_WORK TO BE COMPLETED:_ Look over the lines below. Report each one that includes the string "this".

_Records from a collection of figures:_

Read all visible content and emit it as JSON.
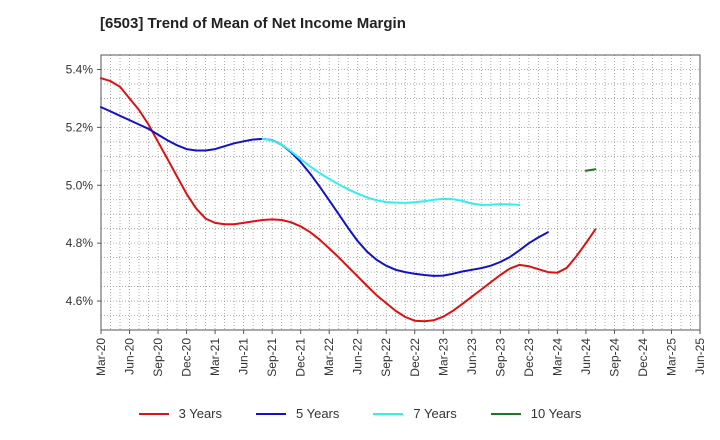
{
  "chart_data": {
    "type": "line",
    "title": "[6503]  Trend of Mean of Net Income Margin",
    "xlabel": "",
    "ylabel": "",
    "x_ticks": [
      "Mar-20",
      "Jun-20",
      "Sep-20",
      "Dec-20",
      "Mar-21",
      "Jun-21",
      "Sep-21",
      "Dec-21",
      "Mar-22",
      "Jun-22",
      "Sep-22",
      "Dec-22",
      "Mar-23",
      "Jun-23",
      "Sep-23",
      "Dec-23",
      "Mar-24",
      "Jun-24",
      "Sep-24",
      "Dec-24",
      "Mar-25",
      "Jun-25"
    ],
    "y_ticks": [
      "4.6%",
      "4.8%",
      "5.0%",
      "5.2%",
      "5.4%"
    ],
    "y_tick_values": [
      4.6,
      4.8,
      5.0,
      5.2,
      5.4
    ],
    "ylim": [
      4.5,
      5.45
    ],
    "grid": true,
    "legend_position": "bottom",
    "series": [
      {
        "name": "3 Years",
        "color": "#dd1111",
        "start_index": 0,
        "values": [
          5.37,
          5.36,
          5.34,
          5.3,
          5.26,
          5.21,
          5.15,
          5.09,
          5.03,
          4.97,
          4.92,
          4.885,
          4.87,
          4.865,
          4.865,
          4.87,
          4.875,
          4.88,
          4.882,
          4.88,
          4.872,
          4.858,
          4.838,
          4.812,
          4.782,
          4.751,
          4.718,
          4.685,
          4.652,
          4.62,
          4.593,
          4.566,
          4.545,
          4.532,
          4.53,
          4.534,
          4.546,
          4.566,
          4.59,
          4.615,
          4.64,
          4.665,
          4.69,
          4.712,
          4.725,
          4.72,
          4.71,
          4.7,
          4.698,
          4.715,
          4.755,
          4.8,
          4.848
        ]
      },
      {
        "name": "5 Years",
        "color": "#1111cc",
        "start_index": 0,
        "values": [
          5.27,
          5.255,
          5.24,
          5.225,
          5.21,
          5.195,
          5.175,
          5.155,
          5.138,
          5.125,
          5.12,
          5.12,
          5.125,
          5.135,
          5.145,
          5.152,
          5.158,
          5.16,
          5.156,
          5.14,
          5.114,
          5.08,
          5.04,
          4.995,
          4.948,
          4.9,
          4.852,
          4.807,
          4.77,
          4.742,
          4.722,
          4.708,
          4.7,
          4.694,
          4.69,
          4.687,
          4.688,
          4.694,
          4.702,
          4.708,
          4.714,
          4.722,
          4.735,
          4.752,
          4.775,
          4.8,
          4.82,
          4.838
        ]
      },
      {
        "name": "7 Years",
        "color": "#33eeee",
        "start_index": 17,
        "values": [
          5.16,
          5.155,
          5.14,
          5.117,
          5.09,
          5.065,
          5.042,
          5.022,
          5.003,
          4.986,
          4.971,
          4.958,
          4.948,
          4.942,
          4.94,
          4.939,
          4.941,
          4.945,
          4.95,
          4.953,
          4.952,
          4.946,
          4.937,
          4.932,
          4.933,
          4.935,
          4.934,
          4.932
        ]
      },
      {
        "name": "10 Years",
        "color": "#1e7a1e",
        "start_index": 51,
        "values": [
          5.05,
          5.055
        ]
      }
    ]
  }
}
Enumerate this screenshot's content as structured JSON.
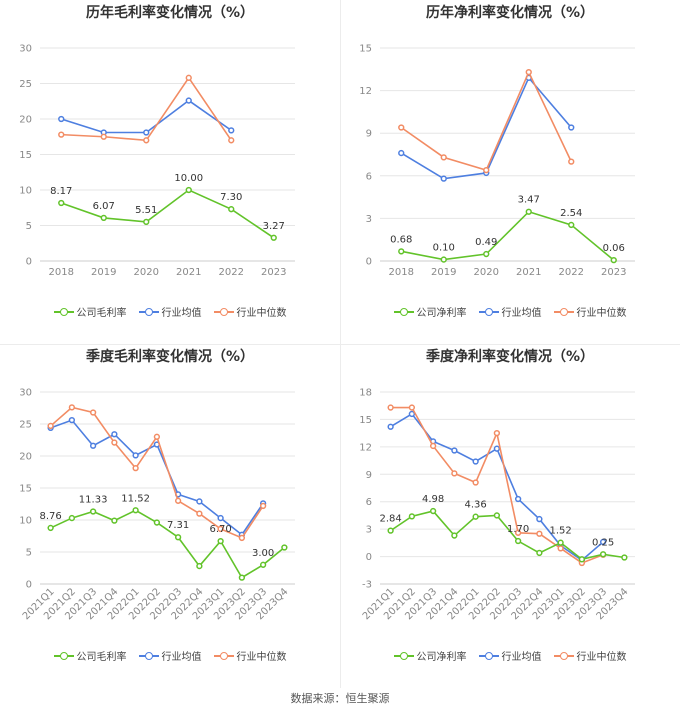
{
  "source": "数据来源：恒生聚源",
  "legend_labels": {
    "company_gross": "公司毛利率",
    "company_net": "公司净利率",
    "industry_avg": "行业均值",
    "industry_median": "行业中位数"
  },
  "colors": {
    "company": "#62c32a",
    "avg": "#4e7fe0",
    "median": "#f28c64",
    "grid": "#e6e6e6",
    "axis_text": "#888888"
  },
  "chart_data": [
    {
      "type": "line",
      "title": "历年毛利率变化情况（%）",
      "categories": [
        "2018",
        "2019",
        "2020",
        "2021",
        "2022",
        "2023"
      ],
      "ylim": [
        0,
        30
      ],
      "yticks": [
        0,
        5,
        10,
        15,
        20,
        25,
        30
      ],
      "series": [
        {
          "name": "公司毛利率",
          "values": [
            8.17,
            6.07,
            5.51,
            10.0,
            7.3,
            3.27
          ],
          "labels": [
            "8.17",
            "6.07",
            "5.51",
            "10.00",
            "7.30",
            "3.27"
          ]
        },
        {
          "name": "行业均值",
          "values": [
            20.0,
            18.1,
            18.1,
            22.6,
            18.4,
            null
          ]
        },
        {
          "name": "行业中位数",
          "values": [
            17.8,
            17.5,
            17.0,
            25.8,
            17.0,
            null
          ]
        }
      ]
    },
    {
      "type": "line",
      "title": "历年净利率变化情况（%）",
      "categories": [
        "2018",
        "2019",
        "2020",
        "2021",
        "2022",
        "2023"
      ],
      "ylim": [
        0,
        15
      ],
      "yticks": [
        0,
        3,
        6,
        9,
        12,
        15
      ],
      "series": [
        {
          "name": "公司净利率",
          "values": [
            0.68,
            0.1,
            0.49,
            3.47,
            2.54,
            0.06
          ],
          "labels": [
            "0.68",
            "0.10",
            "0.49",
            "3.47",
            "2.54",
            "0.06"
          ]
        },
        {
          "name": "行业均值",
          "values": [
            7.6,
            5.8,
            6.2,
            12.9,
            9.4,
            null
          ]
        },
        {
          "name": "行业中位数",
          "values": [
            9.4,
            7.3,
            6.4,
            13.3,
            7.0,
            null
          ]
        }
      ]
    },
    {
      "type": "line",
      "title": "季度毛利率变化情况（%）",
      "categories": [
        "2021Q1",
        "2021Q2",
        "2021Q3",
        "2021Q4",
        "2022Q1",
        "2022Q2",
        "2022Q3",
        "2022Q4",
        "2023Q1",
        "2023Q2",
        "2023Q3",
        "2023Q4"
      ],
      "ylim": [
        0,
        30
      ],
      "yticks": [
        0,
        5,
        10,
        15,
        20,
        25,
        30
      ],
      "series": [
        {
          "name": "公司毛利率",
          "values": [
            8.76,
            10.3,
            11.33,
            9.9,
            11.52,
            9.6,
            7.31,
            2.8,
            6.7,
            1.0,
            3.0,
            5.7
          ],
          "labels": [
            "8.76",
            null,
            "11.33",
            null,
            "11.52",
            null,
            "7.31",
            null,
            "6.70",
            null,
            "3.00",
            null
          ]
        },
        {
          "name": "行业均值",
          "values": [
            24.4,
            25.6,
            21.6,
            23.4,
            20.1,
            21.8,
            14.0,
            12.9,
            10.3,
            7.7,
            12.6,
            null
          ]
        },
        {
          "name": "行业中位数",
          "values": [
            24.7,
            27.6,
            26.8,
            22.1,
            18.1,
            23.0,
            13.0,
            11.0,
            8.6,
            7.2,
            12.2,
            null
          ]
        }
      ]
    },
    {
      "type": "line",
      "title": "季度净利率变化情况（%）",
      "categories": [
        "2021Q1",
        "2021Q2",
        "2021Q3",
        "2021Q4",
        "2022Q1",
        "2022Q2",
        "2022Q3",
        "2022Q4",
        "2023Q1",
        "2023Q2",
        "2023Q3",
        "2023Q4"
      ],
      "ylim": [
        -3,
        18
      ],
      "yticks": [
        -3,
        0,
        3,
        6,
        9,
        12,
        15,
        18
      ],
      "series": [
        {
          "name": "公司净利率",
          "values": [
            2.84,
            4.4,
            4.98,
            2.3,
            4.36,
            4.5,
            1.7,
            0.4,
            1.52,
            -0.3,
            0.25,
            -0.1
          ],
          "labels": [
            "2.84",
            null,
            "4.98",
            null,
            "4.36",
            null,
            "1.70",
            null,
            "1.52",
            null,
            "0.25",
            null
          ]
        },
        {
          "name": "行业均值",
          "values": [
            14.2,
            15.6,
            12.6,
            11.6,
            10.4,
            11.8,
            6.3,
            4.1,
            1.2,
            -0.4,
            1.6,
            null
          ]
        },
        {
          "name": "行业中位数",
          "values": [
            16.3,
            16.3,
            12.1,
            9.1,
            8.1,
            13.5,
            2.6,
            2.5,
            0.9,
            -0.7,
            0.2,
            null
          ]
        }
      ]
    }
  ]
}
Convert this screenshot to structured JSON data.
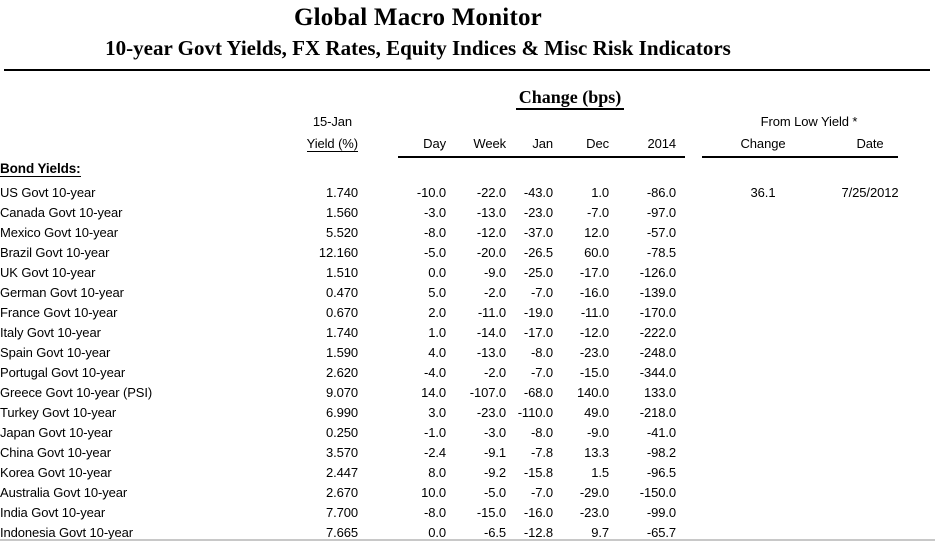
{
  "title": "Global Macro Monitor",
  "subtitle": "10-year Govt Yields, FX Rates, Equity Indices & Misc Risk Indicators",
  "table": {
    "group_headers": {
      "change_bps": "Change (bps)",
      "from_low_yield": "From Low Yield *"
    },
    "columns": {
      "date_label": "15-Jan",
      "yield_label": "Yield (%)",
      "change_cols": [
        "Day",
        "Week",
        "Jan",
        "Dec",
        "2014"
      ],
      "low_yield_cols": [
        "Change",
        "Date"
      ]
    },
    "section_label": "Bond Yields:",
    "rows": [
      {
        "name": "US Govt 10-year",
        "yield": "1.740",
        "day": "-10.0",
        "week": "-22.0",
        "jan": "-43.0",
        "dec": "1.0",
        "y2014": "-86.0",
        "low_change": "36.1",
        "low_date": "7/25/2012"
      },
      {
        "name": "Canada Govt 10-year",
        "yield": "1.560",
        "day": "-3.0",
        "week": "-13.0",
        "jan": "-23.0",
        "dec": "-7.0",
        "y2014": "-97.0",
        "low_change": "",
        "low_date": ""
      },
      {
        "name": "Mexico Govt 10-year",
        "yield": "5.520",
        "day": "-8.0",
        "week": "-12.0",
        "jan": "-37.0",
        "dec": "12.0",
        "y2014": "-57.0",
        "low_change": "",
        "low_date": ""
      },
      {
        "name": "Brazil Govt 10-year",
        "yield": "12.160",
        "day": "-5.0",
        "week": "-20.0",
        "jan": "-26.5",
        "dec": "60.0",
        "y2014": "-78.5",
        "low_change": "",
        "low_date": ""
      },
      {
        "name": "UK Govt 10-year",
        "yield": "1.510",
        "day": "0.0",
        "week": "-9.0",
        "jan": "-25.0",
        "dec": "-17.0",
        "y2014": "-126.0",
        "low_change": "",
        "low_date": ""
      },
      {
        "name": "German Govt 10-year",
        "yield": "0.470",
        "day": "5.0",
        "week": "-2.0",
        "jan": "-7.0",
        "dec": "-16.0",
        "y2014": "-139.0",
        "low_change": "",
        "low_date": ""
      },
      {
        "name": "France Govt 10-year",
        "yield": "0.670",
        "day": "2.0",
        "week": "-11.0",
        "jan": "-19.0",
        "dec": "-11.0",
        "y2014": "-170.0",
        "low_change": "",
        "low_date": ""
      },
      {
        "name": "Italy Govt 10-year",
        "yield": "1.740",
        "day": "1.0",
        "week": "-14.0",
        "jan": "-17.0",
        "dec": "-12.0",
        "y2014": "-222.0",
        "low_change": "",
        "low_date": ""
      },
      {
        "name": "Spain Govt 10-year",
        "yield": "1.590",
        "day": "4.0",
        "week": "-13.0",
        "jan": "-8.0",
        "dec": "-23.0",
        "y2014": "-248.0",
        "low_change": "",
        "low_date": ""
      },
      {
        "name": "Portugal Govt 10-year",
        "yield": "2.620",
        "day": "-4.0",
        "week": "-2.0",
        "jan": "-7.0",
        "dec": "-15.0",
        "y2014": "-344.0",
        "low_change": "",
        "low_date": ""
      },
      {
        "name": "Greece Govt 10-year (PSI)",
        "yield": "9.070",
        "day": "14.0",
        "week": "-107.0",
        "jan": "-68.0",
        "dec": "140.0",
        "y2014": "133.0",
        "low_change": "",
        "low_date": ""
      },
      {
        "name": "Turkey Govt 10-year",
        "yield": "6.990",
        "day": "3.0",
        "week": "-23.0",
        "jan": "-110.0",
        "dec": "49.0",
        "y2014": "-218.0",
        "low_change": "",
        "low_date": ""
      },
      {
        "name": "Japan Govt 10-year",
        "yield": "0.250",
        "day": "-1.0",
        "week": "-3.0",
        "jan": "-8.0",
        "dec": "-9.0",
        "y2014": "-41.0",
        "low_change": "",
        "low_date": ""
      },
      {
        "name": "China Govt 10-year",
        "yield": "3.570",
        "day": "-2.4",
        "week": "-9.1",
        "jan": "-7.8",
        "dec": "13.3",
        "y2014": "-98.2",
        "low_change": "",
        "low_date": ""
      },
      {
        "name": "Korea Govt 10-year",
        "yield": "2.447",
        "day": "8.0",
        "week": "-9.2",
        "jan": "-15.8",
        "dec": "1.5",
        "y2014": "-96.5",
        "low_change": "",
        "low_date": ""
      },
      {
        "name": "Australia Govt 10-year",
        "yield": "2.670",
        "day": "10.0",
        "week": "-5.0",
        "jan": "-7.0",
        "dec": "-29.0",
        "y2014": "-150.0",
        "low_change": "",
        "low_date": ""
      },
      {
        "name": "India Govt 10-year",
        "yield": "7.700",
        "day": "-8.0",
        "week": "-15.0",
        "jan": "-16.0",
        "dec": "-23.0",
        "y2014": "-99.0",
        "low_change": "",
        "low_date": ""
      },
      {
        "name": "Indonesia Govt 10-year",
        "yield": "7.665",
        "day": "0.0",
        "week": "-6.5",
        "jan": "-12.8",
        "dec": "9.7",
        "y2014": "-65.7",
        "low_change": "",
        "low_date": ""
      }
    ]
  }
}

_COMPLETED TASK:_
Enumerate this screenshot's content as structured JSON.
Convert this screenshot to structured JSON data.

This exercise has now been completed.